**** DATASET RECORDS

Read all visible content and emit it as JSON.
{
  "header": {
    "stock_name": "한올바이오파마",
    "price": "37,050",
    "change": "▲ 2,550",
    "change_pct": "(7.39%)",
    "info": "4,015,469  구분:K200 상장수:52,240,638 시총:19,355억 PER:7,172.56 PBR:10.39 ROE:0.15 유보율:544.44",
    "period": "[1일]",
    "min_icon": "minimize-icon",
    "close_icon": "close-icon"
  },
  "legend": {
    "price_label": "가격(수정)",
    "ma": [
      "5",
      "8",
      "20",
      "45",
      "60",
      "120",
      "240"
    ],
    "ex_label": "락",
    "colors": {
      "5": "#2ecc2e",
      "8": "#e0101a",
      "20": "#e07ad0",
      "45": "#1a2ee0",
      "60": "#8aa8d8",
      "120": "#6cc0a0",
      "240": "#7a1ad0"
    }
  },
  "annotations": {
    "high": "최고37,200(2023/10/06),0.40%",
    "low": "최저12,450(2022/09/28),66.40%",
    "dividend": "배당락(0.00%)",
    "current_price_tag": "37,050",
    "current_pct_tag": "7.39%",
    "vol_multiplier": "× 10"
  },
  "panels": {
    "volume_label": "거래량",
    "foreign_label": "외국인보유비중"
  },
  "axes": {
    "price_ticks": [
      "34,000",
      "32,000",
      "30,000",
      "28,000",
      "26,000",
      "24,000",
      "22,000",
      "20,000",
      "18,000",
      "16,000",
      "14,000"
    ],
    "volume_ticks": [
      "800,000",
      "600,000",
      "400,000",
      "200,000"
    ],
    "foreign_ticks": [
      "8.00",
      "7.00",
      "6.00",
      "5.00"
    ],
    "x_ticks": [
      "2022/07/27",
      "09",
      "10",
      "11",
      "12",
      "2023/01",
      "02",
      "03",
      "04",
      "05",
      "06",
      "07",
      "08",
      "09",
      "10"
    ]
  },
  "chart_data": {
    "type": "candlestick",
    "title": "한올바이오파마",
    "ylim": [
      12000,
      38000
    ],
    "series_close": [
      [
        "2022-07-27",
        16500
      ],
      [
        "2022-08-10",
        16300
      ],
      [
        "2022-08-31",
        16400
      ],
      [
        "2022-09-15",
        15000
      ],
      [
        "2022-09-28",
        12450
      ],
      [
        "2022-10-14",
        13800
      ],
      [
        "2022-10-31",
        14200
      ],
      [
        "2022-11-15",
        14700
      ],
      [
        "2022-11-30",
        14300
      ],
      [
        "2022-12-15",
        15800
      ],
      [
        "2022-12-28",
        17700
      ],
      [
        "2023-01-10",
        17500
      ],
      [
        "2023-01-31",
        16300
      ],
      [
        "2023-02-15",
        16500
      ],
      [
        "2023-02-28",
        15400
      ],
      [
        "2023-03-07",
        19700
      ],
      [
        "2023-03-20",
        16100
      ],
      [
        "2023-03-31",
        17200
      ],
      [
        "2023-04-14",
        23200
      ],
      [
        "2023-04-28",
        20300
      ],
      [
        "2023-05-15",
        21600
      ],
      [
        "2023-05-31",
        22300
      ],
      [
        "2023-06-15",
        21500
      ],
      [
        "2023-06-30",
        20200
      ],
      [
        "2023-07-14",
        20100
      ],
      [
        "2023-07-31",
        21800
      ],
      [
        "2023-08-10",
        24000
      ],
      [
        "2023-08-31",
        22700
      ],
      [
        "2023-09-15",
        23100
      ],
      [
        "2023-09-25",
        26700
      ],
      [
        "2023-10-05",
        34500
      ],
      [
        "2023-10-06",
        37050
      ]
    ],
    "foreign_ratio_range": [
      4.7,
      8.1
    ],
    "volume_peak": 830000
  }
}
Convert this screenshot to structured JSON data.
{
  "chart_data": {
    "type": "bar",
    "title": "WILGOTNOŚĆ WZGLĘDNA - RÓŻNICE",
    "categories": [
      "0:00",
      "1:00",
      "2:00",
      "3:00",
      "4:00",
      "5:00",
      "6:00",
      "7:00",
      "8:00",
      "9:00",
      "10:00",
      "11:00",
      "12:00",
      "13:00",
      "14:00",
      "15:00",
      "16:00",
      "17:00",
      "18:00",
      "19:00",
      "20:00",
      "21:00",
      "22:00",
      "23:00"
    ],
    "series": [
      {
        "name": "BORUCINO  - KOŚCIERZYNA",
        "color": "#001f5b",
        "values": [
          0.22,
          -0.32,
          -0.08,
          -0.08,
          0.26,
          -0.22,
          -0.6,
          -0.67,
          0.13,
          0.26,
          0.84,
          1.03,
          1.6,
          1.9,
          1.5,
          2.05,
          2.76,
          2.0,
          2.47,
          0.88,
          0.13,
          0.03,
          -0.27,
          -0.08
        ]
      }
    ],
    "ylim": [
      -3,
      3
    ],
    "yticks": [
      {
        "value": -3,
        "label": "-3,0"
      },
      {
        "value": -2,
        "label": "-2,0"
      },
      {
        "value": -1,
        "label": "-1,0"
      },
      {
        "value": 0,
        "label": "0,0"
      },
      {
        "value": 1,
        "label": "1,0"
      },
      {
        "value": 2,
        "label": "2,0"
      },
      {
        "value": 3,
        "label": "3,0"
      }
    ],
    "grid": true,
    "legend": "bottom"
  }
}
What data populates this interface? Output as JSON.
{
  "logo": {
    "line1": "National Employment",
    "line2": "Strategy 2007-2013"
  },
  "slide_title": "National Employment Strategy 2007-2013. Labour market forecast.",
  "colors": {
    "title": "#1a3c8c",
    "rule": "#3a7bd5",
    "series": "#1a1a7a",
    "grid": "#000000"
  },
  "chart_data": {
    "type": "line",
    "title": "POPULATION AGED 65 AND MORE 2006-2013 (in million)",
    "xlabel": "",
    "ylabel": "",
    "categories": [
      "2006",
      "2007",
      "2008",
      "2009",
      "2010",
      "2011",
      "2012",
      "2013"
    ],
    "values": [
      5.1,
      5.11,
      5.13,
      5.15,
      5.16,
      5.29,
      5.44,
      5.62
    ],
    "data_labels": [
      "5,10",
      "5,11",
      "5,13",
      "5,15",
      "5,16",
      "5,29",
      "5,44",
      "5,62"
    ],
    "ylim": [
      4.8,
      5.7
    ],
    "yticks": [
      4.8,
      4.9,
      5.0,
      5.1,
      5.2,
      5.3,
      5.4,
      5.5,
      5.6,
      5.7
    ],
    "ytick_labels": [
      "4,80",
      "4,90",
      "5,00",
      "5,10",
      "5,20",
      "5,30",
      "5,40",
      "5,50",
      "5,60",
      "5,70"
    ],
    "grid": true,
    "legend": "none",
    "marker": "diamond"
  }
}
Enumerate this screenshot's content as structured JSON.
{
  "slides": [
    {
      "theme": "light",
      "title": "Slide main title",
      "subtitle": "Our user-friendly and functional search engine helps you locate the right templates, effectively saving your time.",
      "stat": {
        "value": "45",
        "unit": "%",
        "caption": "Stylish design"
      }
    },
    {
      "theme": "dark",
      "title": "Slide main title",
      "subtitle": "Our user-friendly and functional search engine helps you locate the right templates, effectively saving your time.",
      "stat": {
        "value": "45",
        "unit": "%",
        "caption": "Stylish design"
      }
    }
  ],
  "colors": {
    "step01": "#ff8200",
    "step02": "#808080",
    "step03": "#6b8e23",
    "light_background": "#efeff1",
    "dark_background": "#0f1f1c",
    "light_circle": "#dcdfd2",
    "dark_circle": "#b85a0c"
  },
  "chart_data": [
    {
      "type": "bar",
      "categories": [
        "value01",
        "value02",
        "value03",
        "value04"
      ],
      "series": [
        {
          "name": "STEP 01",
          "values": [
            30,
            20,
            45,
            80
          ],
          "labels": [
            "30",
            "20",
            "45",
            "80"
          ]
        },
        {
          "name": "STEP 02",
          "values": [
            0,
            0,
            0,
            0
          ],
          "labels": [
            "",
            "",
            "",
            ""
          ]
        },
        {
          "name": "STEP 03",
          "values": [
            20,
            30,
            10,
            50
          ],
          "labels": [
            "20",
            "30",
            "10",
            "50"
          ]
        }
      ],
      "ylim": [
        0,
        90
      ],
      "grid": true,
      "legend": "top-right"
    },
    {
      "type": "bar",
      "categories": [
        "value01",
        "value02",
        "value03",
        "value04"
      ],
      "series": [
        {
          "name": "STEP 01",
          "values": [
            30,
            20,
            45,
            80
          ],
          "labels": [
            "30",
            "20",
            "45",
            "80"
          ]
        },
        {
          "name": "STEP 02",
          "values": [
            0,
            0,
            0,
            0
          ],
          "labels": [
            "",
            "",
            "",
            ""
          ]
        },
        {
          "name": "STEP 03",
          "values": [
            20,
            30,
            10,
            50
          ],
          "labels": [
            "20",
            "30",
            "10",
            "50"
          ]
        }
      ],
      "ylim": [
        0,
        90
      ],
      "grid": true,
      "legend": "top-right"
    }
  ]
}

********

◆ **THE TASK**: From the entries above, collect every line with the string "legend" in it.

◆ **WRITTEN RESPONSE**:
  "legend": {
    "legend": "bottom"
    "legend": "none",
      "legend": "top-right"
      "legend": "top-right"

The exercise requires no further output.